### Task requirements
Leave the pictures out. Return all other data exactly.

### Input

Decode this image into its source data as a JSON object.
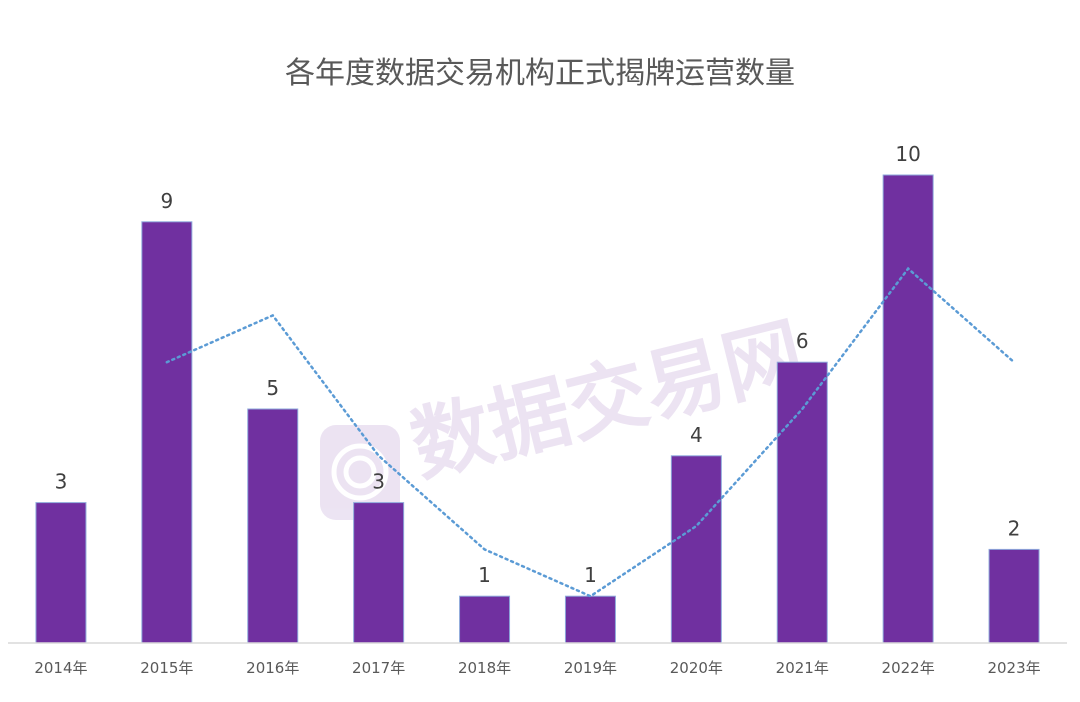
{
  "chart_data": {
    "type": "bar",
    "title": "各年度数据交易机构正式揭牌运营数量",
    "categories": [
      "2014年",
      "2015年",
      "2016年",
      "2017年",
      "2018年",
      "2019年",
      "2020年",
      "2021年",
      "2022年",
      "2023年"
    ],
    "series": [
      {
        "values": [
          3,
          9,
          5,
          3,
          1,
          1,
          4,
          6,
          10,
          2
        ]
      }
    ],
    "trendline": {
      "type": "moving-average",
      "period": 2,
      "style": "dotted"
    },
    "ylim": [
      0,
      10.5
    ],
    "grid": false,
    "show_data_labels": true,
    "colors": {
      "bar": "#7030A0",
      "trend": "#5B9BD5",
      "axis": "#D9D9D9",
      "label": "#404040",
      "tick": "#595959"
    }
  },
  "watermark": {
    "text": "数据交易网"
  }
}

### Result
Decode this image into its source data as a JSON object.
{
  "chart_data": {
    "type": "bar",
    "title": "各年度数据交易机构正式揭牌运营数量",
    "categories": [
      "2014年",
      "2015年",
      "2016年",
      "2017年",
      "2018年",
      "2019年",
      "2020年",
      "2021年",
      "2022年",
      "2023年"
    ],
    "series": [
      {
        "values": [
          3,
          9,
          5,
          3,
          1,
          1,
          4,
          6,
          10,
          2
        ]
      }
    ],
    "trendline": {
      "type": "moving-average",
      "period": 2,
      "style": "dotted"
    },
    "ylim": [
      0,
      10.5
    ],
    "grid": false,
    "show_data_labels": true,
    "colors": {
      "bar": "#7030A0",
      "trend": "#5B9BD5",
      "axis": "#D9D9D9",
      "label": "#404040",
      "tick": "#595959"
    }
  },
  "watermark": {
    "text": "数据交易网"
  }
}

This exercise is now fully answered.